= TEXT SHOWN =
——————

Martin Wong and Paul P.: The Midnight Sea, A Little Dash of LSD juxtaposes the art of two queer artists working decades apart. A close look at the pieces, generally pencil or ink sketches, suggests a lack of expectation that they would ever be displayed in a gallery. Many of Wong’s drawings bear evidence of the damage of being ripped out of a spiral notebook: they are on lined paper, not sketchpads, with discolored or frayed edges. Most of them date from the early to mid-seventies, when he learned to draw by sketching people on the streets. P.’s work, with sparse backgrounds and use of colored pencil, resembles small studies. Both artists depict figures and landscapes, and their shared subject matter can make it difficult to differentiate between the artists. The absence of wall text compounds this fusion, leaving viewers to guess which artist drew which piece.
Ultimately, Wong’s work shines through. His sketches convey a raw, chaotic energy with their layered lines, lending each piece a sense of vibration. In contrast with Paul P.’s more controlled approach, Wong’s work stands out for its messy yet vigorous aesthetic. This stylistic contrast is particularly evident in pieces like Wong’s Gregory (1972). In the portrait, Gregory’s hands are sinewy, and the ribbed, dotted clothing he wears evokes the patterns of a peacock’s feathered eyespots. In Wong’s Untitled (Tom Mueller in profile) (1970), the subject’s skin resembles knotted wood. Untitled (Landscape) (c. 1970–72), though it borrows techniques from traditional Chinese painting, continues his themes of earthy chaos. The serpentine landscape—recurring in several of his drawings—suggests an overgrown slime mold: those irregular, intricate, amoeba-like collections of cells reaching across space. It also calls to mind viruses spreading through the ground.

——————

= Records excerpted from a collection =
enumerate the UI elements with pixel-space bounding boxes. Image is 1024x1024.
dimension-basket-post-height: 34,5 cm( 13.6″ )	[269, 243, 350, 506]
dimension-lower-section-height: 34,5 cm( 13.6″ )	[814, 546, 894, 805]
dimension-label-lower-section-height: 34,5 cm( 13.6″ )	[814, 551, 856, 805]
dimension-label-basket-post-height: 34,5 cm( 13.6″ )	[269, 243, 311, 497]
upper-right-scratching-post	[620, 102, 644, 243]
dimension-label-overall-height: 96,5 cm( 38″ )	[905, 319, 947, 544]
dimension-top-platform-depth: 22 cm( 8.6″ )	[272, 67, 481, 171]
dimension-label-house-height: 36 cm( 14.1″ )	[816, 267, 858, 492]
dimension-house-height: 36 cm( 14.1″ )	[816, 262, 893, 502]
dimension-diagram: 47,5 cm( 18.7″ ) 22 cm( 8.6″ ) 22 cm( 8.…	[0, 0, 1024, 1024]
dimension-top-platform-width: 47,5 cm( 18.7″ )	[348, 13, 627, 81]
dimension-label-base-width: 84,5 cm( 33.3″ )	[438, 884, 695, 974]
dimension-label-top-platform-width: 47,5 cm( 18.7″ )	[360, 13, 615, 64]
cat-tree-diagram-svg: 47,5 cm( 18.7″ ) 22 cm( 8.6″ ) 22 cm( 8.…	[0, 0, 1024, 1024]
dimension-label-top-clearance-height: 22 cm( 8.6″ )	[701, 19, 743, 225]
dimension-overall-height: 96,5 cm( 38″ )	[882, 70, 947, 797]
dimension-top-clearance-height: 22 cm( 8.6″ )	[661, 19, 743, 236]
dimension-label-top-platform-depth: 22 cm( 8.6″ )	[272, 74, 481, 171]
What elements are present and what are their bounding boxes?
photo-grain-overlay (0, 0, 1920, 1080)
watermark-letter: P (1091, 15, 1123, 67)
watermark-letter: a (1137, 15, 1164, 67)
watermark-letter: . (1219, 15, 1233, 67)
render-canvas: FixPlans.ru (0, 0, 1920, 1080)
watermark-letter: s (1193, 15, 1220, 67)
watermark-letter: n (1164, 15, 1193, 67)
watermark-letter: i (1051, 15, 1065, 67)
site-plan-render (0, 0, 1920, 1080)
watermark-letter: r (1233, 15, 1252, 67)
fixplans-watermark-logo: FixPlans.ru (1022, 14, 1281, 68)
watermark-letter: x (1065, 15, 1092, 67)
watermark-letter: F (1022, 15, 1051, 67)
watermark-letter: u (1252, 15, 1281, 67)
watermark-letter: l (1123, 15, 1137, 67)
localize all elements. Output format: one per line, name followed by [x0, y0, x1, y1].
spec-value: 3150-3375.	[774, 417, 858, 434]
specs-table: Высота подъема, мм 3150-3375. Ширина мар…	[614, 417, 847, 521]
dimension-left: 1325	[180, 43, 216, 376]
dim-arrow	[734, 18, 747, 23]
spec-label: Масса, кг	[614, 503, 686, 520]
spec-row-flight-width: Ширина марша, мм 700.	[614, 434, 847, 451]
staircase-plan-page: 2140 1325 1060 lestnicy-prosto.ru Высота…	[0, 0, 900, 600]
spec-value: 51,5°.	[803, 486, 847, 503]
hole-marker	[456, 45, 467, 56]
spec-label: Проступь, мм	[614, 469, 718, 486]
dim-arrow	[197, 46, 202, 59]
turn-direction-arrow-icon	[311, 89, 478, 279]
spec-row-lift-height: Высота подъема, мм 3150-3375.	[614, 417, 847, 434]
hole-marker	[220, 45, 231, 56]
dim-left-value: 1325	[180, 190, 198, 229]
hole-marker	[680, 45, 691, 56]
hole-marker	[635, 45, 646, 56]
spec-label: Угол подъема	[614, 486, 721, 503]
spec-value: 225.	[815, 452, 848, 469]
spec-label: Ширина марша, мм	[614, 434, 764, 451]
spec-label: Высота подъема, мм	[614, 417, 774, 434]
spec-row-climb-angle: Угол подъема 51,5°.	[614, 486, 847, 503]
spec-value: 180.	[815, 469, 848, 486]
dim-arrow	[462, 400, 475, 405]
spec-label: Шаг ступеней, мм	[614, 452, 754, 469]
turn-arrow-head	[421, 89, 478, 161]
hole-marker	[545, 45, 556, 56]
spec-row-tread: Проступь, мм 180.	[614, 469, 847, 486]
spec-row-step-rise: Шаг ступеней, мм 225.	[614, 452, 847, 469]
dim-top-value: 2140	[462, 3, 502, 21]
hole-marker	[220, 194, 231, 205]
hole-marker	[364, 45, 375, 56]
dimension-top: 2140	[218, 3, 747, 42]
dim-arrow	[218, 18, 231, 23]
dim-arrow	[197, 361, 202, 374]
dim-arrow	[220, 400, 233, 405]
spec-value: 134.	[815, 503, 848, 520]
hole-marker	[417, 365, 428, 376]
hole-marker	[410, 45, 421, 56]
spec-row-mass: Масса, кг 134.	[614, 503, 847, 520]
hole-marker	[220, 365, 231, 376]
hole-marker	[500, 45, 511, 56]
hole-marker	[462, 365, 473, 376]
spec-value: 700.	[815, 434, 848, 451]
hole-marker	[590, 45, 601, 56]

——————

= TASK DETAILS =
Continue the review of the Martin Wong and Paul P. exhibition from the point where it stops.

= ANSWER BELOW =
P.’s work is much more subdued. He drew a number of male figures—all based on the models found in gay erotic magazines from the 1960s through the ’80s. In Untitled (2001), a bare-chested man stands behind what might be branches, the top half of his torso outlined beneath a colored-in, pink face. The selective color leaves the man looking ill, particularly as it surrounds red under-eye bags. Untitled (2011) depicts a man walking on the beach, facing away from the shore, his head down in contemplation. None of his portraits depict more than one person; all of his figures stand in solitude.
Born in 1977, P. grew up in the aftermath of the AIDS epidemic, and his work serves as a tribute to the men who either watched swaths of their friends disappear or fell ill themselves. Wong himself died in 1999 to complications from AIDS, while P. continues to work as an artist, sourcing many of his models from the Canadian Lesbian and Gay Archive. As I navigated the gallery’s multiple rooms, the significance of juxtaposing these two artists became clear. Seeing their work side by side, it is easy to recognize on the one hand Wong’s influence on Paul P., and on the other, how our fleeting encounters with strangers—in magazines, on the streets—leave a mark decades later.
This exhibition is organized by P·P·O·W Gallery, where it is on view from March 15 to April 27, 2024.